# REQUIREMENT
Pull out all lines from the listing below in which the word "content" appears.

# SUPPLIED MATERIAL
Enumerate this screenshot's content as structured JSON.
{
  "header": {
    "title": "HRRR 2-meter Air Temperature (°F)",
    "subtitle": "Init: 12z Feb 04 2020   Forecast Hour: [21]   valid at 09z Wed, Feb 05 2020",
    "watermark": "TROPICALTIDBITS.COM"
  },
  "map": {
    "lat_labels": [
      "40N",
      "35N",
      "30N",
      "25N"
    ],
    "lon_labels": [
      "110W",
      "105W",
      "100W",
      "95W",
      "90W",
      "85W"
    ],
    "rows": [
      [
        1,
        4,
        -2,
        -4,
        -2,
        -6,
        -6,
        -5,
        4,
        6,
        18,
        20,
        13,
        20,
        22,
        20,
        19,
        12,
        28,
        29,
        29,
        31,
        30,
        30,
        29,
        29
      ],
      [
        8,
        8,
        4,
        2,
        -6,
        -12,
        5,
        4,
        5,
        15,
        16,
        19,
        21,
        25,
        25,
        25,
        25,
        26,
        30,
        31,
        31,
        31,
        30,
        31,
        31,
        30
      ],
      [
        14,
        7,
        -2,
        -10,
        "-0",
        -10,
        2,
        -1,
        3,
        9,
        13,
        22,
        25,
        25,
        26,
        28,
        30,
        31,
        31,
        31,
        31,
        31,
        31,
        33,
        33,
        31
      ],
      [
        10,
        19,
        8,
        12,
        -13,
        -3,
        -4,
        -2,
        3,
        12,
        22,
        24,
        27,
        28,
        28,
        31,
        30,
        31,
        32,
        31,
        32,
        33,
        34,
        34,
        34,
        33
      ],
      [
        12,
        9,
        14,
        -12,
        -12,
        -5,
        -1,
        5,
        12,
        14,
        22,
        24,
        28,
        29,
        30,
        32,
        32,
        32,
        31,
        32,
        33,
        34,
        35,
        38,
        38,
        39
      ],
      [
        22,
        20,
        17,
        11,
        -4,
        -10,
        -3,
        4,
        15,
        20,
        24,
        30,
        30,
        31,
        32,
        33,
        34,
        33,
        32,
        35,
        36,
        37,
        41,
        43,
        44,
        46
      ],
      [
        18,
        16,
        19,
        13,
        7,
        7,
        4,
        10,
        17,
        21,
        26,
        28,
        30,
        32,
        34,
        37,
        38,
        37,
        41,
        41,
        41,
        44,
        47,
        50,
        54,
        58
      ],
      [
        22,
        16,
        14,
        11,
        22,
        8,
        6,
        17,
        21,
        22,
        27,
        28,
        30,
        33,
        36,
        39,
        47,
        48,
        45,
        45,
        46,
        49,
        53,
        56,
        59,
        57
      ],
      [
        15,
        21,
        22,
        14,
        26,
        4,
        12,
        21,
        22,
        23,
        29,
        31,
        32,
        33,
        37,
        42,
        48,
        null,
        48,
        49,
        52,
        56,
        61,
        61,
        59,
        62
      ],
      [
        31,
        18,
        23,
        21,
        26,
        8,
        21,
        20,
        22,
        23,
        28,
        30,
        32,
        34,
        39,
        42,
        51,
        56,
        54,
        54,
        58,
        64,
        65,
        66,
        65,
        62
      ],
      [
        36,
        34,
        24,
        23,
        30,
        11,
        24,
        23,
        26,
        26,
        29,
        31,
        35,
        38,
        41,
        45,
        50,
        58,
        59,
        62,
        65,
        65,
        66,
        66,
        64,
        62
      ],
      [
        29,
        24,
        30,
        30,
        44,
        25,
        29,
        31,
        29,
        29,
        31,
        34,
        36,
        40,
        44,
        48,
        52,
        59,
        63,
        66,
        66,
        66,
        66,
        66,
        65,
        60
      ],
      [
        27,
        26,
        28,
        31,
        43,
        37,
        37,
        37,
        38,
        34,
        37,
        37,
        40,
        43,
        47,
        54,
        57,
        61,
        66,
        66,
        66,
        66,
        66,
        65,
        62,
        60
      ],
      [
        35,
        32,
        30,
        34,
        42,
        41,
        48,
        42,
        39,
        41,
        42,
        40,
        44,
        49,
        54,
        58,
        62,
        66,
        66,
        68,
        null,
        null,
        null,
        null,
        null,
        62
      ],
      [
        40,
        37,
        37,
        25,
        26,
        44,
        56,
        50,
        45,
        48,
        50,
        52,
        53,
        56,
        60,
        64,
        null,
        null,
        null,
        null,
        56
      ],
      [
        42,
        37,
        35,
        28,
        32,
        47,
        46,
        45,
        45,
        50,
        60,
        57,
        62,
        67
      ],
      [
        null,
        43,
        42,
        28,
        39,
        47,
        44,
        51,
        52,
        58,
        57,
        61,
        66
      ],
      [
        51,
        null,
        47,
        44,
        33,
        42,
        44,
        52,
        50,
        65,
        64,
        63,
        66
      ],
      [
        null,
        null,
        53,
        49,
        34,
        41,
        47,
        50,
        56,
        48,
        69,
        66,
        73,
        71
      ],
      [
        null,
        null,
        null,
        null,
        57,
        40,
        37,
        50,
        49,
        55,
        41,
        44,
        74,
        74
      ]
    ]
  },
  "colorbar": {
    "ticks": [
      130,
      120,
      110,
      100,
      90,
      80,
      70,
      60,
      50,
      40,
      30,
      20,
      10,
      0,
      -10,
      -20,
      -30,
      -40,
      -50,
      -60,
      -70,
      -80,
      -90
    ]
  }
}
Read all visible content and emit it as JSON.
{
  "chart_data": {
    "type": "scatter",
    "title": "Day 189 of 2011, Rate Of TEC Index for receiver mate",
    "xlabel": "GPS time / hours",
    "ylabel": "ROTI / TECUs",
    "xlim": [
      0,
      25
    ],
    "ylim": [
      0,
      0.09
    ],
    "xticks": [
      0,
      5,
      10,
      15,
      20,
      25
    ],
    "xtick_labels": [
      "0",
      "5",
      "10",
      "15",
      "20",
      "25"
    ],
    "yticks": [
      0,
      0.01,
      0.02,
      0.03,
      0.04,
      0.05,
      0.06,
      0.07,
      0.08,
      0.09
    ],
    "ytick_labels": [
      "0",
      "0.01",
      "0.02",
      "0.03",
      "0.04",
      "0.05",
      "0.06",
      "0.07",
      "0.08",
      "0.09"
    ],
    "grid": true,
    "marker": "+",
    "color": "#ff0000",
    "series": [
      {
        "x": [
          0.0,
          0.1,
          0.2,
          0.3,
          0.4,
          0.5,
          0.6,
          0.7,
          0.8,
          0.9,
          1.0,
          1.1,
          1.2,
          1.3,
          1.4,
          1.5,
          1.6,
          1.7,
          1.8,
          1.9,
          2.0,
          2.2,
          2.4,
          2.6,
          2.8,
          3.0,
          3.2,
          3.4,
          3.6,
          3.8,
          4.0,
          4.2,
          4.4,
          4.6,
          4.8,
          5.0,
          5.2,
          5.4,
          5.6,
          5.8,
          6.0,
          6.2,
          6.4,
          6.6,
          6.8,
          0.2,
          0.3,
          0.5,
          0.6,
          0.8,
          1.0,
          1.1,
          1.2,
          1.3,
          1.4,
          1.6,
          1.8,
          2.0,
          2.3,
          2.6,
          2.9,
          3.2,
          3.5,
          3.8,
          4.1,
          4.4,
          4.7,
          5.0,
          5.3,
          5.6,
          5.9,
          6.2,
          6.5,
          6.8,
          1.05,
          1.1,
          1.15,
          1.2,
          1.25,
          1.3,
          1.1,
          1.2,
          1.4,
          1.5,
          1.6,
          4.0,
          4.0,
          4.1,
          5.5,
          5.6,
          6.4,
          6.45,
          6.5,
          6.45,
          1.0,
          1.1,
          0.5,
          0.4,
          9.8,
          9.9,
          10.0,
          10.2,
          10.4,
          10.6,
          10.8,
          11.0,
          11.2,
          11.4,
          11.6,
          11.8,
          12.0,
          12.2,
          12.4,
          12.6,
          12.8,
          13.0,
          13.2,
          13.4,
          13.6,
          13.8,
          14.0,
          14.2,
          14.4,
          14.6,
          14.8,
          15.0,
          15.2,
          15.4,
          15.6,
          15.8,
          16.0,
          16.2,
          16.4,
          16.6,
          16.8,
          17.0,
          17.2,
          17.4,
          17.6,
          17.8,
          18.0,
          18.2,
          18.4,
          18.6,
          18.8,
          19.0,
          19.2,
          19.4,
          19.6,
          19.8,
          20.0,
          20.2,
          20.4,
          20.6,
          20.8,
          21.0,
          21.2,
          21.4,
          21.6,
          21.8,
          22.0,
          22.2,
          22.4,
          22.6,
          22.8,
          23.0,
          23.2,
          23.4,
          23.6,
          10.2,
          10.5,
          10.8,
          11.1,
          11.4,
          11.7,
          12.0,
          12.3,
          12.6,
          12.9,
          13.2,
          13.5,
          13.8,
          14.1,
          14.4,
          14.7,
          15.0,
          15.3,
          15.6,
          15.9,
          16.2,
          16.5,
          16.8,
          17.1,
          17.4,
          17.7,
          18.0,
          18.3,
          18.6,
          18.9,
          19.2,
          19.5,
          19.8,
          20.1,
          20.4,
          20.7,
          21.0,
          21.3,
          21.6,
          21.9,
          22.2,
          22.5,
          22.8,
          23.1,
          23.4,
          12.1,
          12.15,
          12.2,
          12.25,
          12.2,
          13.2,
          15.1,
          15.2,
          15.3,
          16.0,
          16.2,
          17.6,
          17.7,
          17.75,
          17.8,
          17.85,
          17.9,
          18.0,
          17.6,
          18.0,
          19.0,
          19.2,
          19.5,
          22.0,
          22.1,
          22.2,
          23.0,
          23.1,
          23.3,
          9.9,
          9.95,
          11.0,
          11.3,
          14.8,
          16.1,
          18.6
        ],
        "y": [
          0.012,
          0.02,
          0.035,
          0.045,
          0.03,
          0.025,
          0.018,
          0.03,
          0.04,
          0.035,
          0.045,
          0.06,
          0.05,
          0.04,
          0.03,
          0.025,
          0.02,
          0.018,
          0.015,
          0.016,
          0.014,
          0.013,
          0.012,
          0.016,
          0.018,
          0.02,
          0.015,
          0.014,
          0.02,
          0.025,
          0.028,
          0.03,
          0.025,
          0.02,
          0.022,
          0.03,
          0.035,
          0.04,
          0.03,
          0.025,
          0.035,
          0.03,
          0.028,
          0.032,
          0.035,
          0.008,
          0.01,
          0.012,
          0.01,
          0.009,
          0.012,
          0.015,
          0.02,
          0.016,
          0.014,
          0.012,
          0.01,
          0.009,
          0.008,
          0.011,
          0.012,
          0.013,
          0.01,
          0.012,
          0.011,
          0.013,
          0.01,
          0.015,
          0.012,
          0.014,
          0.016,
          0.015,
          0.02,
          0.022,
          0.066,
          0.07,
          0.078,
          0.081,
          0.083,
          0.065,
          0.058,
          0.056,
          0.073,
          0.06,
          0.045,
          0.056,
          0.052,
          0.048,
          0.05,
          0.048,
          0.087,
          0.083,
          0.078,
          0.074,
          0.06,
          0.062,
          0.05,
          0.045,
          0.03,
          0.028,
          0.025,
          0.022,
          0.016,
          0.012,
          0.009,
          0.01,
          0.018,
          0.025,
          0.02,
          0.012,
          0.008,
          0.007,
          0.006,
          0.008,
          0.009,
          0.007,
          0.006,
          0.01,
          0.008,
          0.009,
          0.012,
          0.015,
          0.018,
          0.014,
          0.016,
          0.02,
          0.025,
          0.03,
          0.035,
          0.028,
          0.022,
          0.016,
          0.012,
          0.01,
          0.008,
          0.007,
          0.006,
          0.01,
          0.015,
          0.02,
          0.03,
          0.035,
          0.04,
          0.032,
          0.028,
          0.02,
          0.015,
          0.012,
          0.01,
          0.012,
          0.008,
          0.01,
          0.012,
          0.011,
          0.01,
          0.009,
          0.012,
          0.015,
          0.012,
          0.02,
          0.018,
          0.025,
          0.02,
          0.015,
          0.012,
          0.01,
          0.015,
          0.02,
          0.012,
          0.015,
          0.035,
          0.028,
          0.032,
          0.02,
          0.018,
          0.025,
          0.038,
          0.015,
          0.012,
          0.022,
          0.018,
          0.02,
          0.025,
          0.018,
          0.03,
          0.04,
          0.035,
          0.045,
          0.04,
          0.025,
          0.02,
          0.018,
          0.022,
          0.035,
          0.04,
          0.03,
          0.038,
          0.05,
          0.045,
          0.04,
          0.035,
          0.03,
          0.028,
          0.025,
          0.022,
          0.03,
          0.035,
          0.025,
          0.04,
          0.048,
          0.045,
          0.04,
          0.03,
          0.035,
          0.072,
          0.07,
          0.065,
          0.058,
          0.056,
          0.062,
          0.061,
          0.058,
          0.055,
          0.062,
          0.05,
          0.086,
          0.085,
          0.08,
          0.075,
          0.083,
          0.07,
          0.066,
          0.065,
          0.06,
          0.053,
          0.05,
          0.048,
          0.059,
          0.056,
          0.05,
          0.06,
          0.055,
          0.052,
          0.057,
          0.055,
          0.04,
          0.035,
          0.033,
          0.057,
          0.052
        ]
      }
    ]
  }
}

# FINAL RESULT
Enumerate this screenshot's content as structured JSON.
Read all visible content and emit it as JSON.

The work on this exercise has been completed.